▶ _Task to carry out_:
Give an exact copy of every line, leaving images out.

▶ _Dataset extract_:
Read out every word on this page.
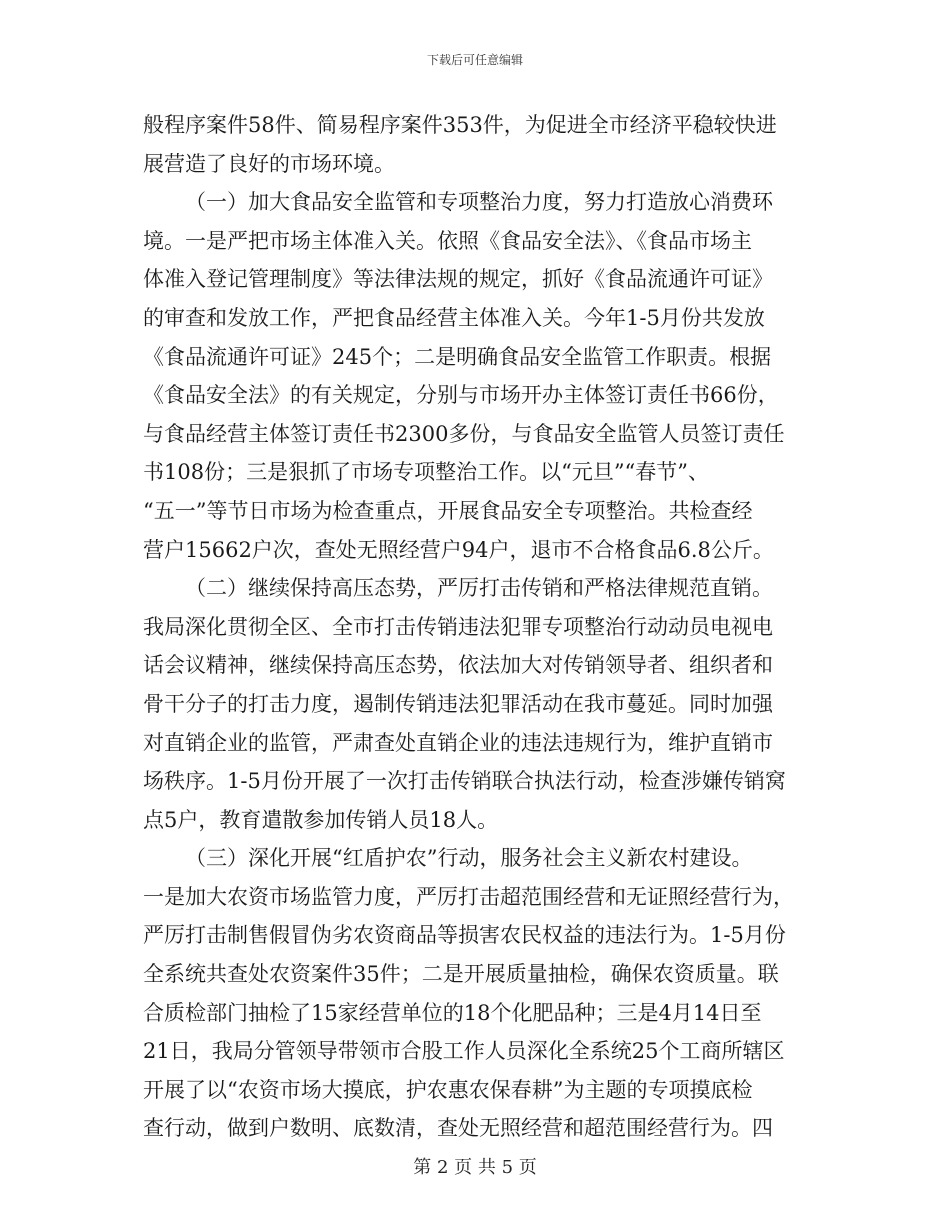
下载后可任意编辑
般程序案件58件、简易程序案件353件，为促进全市经济平稳较快进
展营造了良好的市场环境。
（一）加大食品安全监管和专项整治力度，努力打造放心消费环
境。一是严把市场主体准入关。依照《食品安全法》、《食品市场主
体准入登记管理制度》等法律法规的规定，抓好《食品流通许可证》
的审查和发放工作，严把食品经营主体准入关。今年1-5月份共发放
《食品流通许可证》245个；二是明确食品安全监管工作职责。根据
《食品安全法》的有关规定，分别与市场开办主体签订责任书66份，
与食品经营主体签订责任书2300多份，与食品安全监管人员签订责任
书108份；三是狠抓了市场专项整治工作。以“元旦”“春节”、
“五一”等节日市场为检查重点，开展食品安全专项整治。共检查经
营户15662户次，查处无照经营户94户，退市不合格食品6.8公斤。
（二）继续保持高压态势，严厉打击传销和严格法律规范直销。
我局深化贯彻全区、全市打击传销违法犯罪专项整治行动动员电视电
话会议精神，继续保持高压态势，依法加大对传销领导者、组织者和
骨干分子的打击力度，遏制传销违法犯罪活动在我市蔓延。同时加强
对直销企业的监管，严肃查处直销企业的违法违规行为，维护直销市
场秩序。1-5月份开展了一次打击传销联合执法行动，检查涉嫌传销窝
点5户，教育遣散参加传销人员18人。
（三）深化开展“红盾护农”行动，服务社会主义新农村建设。
一是加大农资市场监管力度，严厉打击超范围经营和无证照经营行为，
严厉打击制售假冒伪劣农资商品等损害农民权益的违法行为。1-5月份
全系统共查处农资案件35件；二是开展质量抽检，确保农资质量。联
合质检部门抽检了15家经营单位的18个化肥品种；三是4月14日至
21日，我局分管领导带领市合股工作人员深化全系统25个工商所辖区
开展了以“农资市场大摸底，护农惠农保春耕”为主题的专项摸底检
查行动，做到户数明、底数清，查处无照经营和超范围经营行为。四
第 2 页 共 5 页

▶ _Solution_:
Read out every word on this page.
下载后可任意编辑
般程序案件58件、简易程序案件353件，为促进全市经济平稳较快进
展营造了良好的市场环境。
（一）加大食品安全监管和专项整治力度，努力打造放心消费环
境。一是严把市场主体准入关。依照《食品安全法》、《食品市场主
体准入登记管理制度》等法律法规的规定，抓好《食品流通许可证》
的审查和发放工作，严把食品经营主体准入关。今年1-5月份共发放
《食品流通许可证》245个；二是明确食品安全监管工作职责。根据
《食品安全法》的有关规定，分别与市场开办主体签订责任书66份，
与食品经营主体签订责任书2300多份，与食品安全监管人员签订责任
书108份；三是狠抓了市场专项整治工作。以“元旦”“春节”、
“五一”等节日市场为检查重点，开展食品安全专项整治。共检查经
营户15662户次，查处无照经营户94户，退市不合格食品6.8公斤。
（二）继续保持高压态势，严厉打击传销和严格法律规范直销。
我局深化贯彻全区、全市打击传销违法犯罪专项整治行动动员电视电
话会议精神，继续保持高压态势，依法加大对传销领导者、组织者和
骨干分子的打击力度，遏制传销违法犯罪活动在我市蔓延。同时加强
对直销企业的监管，严肃查处直销企业的违法违规行为，维护直销市
场秩序。1-5月份开展了一次打击传销联合执法行动，检查涉嫌传销窝
点5户，教育遣散参加传销人员18人。
（三）深化开展“红盾护农”行动，服务社会主义新农村建设。
一是加大农资市场监管力度，严厉打击超范围经营和无证照经营行为，
严厉打击制售假冒伪劣农资商品等损害农民权益的违法行为。1-5月份
全系统共查处农资案件35件；二是开展质量抽检，确保农资质量。联
合质检部门抽检了15家经营单位的18个化肥品种；三是4月14日至
21日，我局分管领导带领市合股工作人员深化全系统25个工商所辖区
开展了以“农资市场大摸底，护农惠农保春耕”为主题的专项摸底检
查行动，做到户数明、底数清，查处无照经营和超范围经营行为。四
第 2 页 共 5 页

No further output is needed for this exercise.